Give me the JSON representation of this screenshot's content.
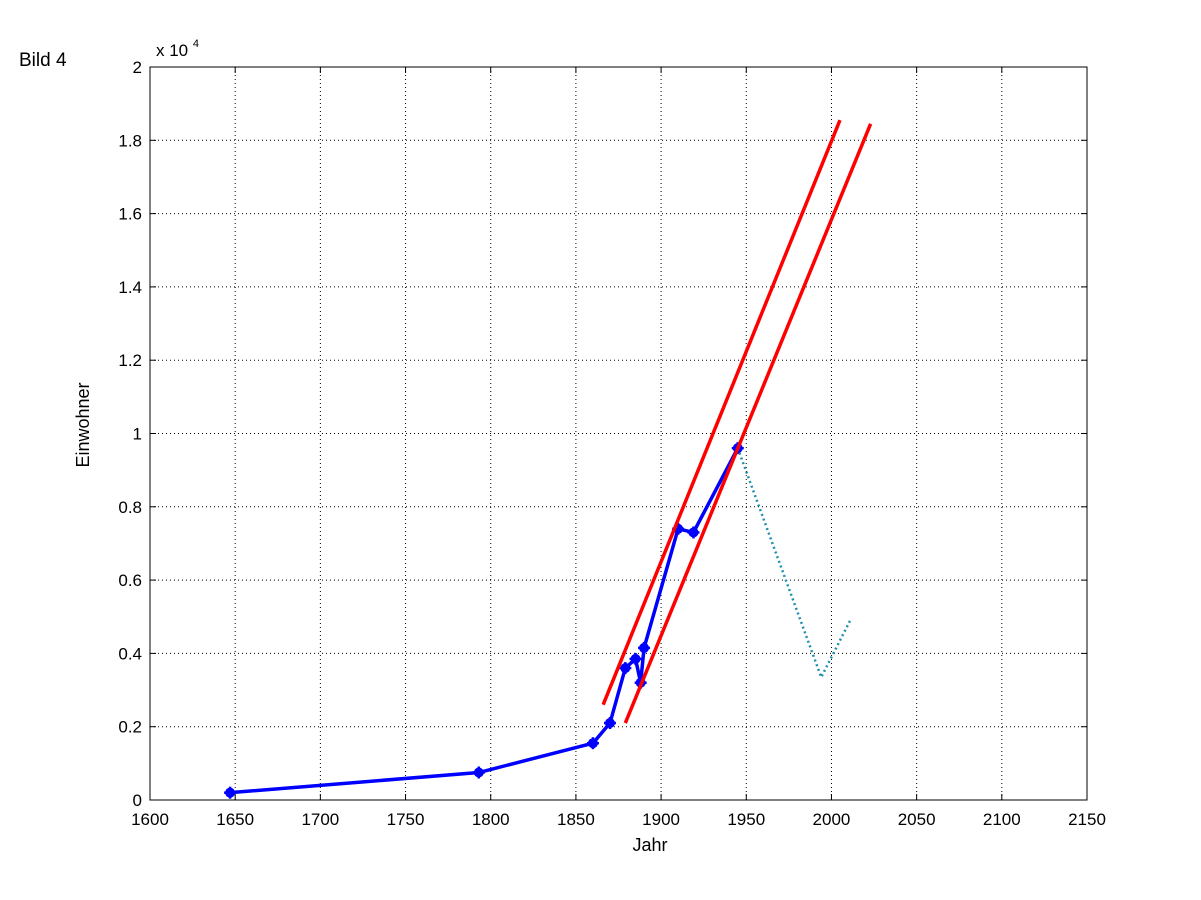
{
  "figure_label": "Bild 4",
  "chart_data": {
    "type": "line",
    "title": "",
    "xlabel": "Jahr",
    "ylabel": "Einwohner",
    "y_multiplier_base": "x 10",
    "y_multiplier_exponent": "4",
    "xlim": [
      1600,
      2150
    ],
    "ylim": [
      0,
      2
    ],
    "grid": true,
    "x_ticks": [
      1600,
      1650,
      1700,
      1750,
      1800,
      1850,
      1900,
      1950,
      2000,
      2050,
      2100,
      2150
    ],
    "y_ticks": [
      0,
      0.2,
      0.4,
      0.6,
      0.8,
      1,
      1.2,
      1.4,
      1.6,
      1.8,
      2
    ],
    "x_tick_labels": [
      "1600",
      "1650",
      "1700",
      "1750",
      "1800",
      "1850",
      "1900",
      "1950",
      "2000",
      "2050",
      "2100",
      "2150"
    ],
    "y_tick_labels": [
      "0",
      "0.2",
      "0.4",
      "0.6",
      "0.8",
      "1",
      "1.2",
      "1.4",
      "1.6",
      "1.8",
      "2"
    ],
    "series": [
      {
        "style": "solid-markers",
        "color": "#0000ff",
        "points": [
          [
            1647,
            0.02
          ],
          [
            1793,
            0.075
          ],
          [
            1860,
            0.155
          ],
          [
            1870,
            0.21
          ],
          [
            1879,
            0.36
          ],
          [
            1885,
            0.385
          ],
          [
            1888,
            0.32
          ],
          [
            1890,
            0.415
          ],
          [
            1910,
            0.74
          ],
          [
            1919,
            0.73
          ],
          [
            1945,
            0.96
          ]
        ]
      },
      {
        "style": "dotted",
        "color": "#1f8fae",
        "points": [
          [
            1945,
            0.96
          ],
          [
            1994,
            0.335
          ],
          [
            2011,
            0.49
          ]
        ]
      },
      {
        "style": "solid",
        "color": "#ff0000",
        "points": [
          [
            1866,
            0.26
          ],
          [
            2005,
            1.855
          ]
        ]
      },
      {
        "style": "solid",
        "color": "#ff0000",
        "points": [
          [
            1879,
            0.21
          ],
          [
            2023,
            1.845
          ]
        ]
      }
    ]
  }
}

## AIM:
Only the number is wanted: how many lines of these entries contain the string "style"?

## RESPONSE:
4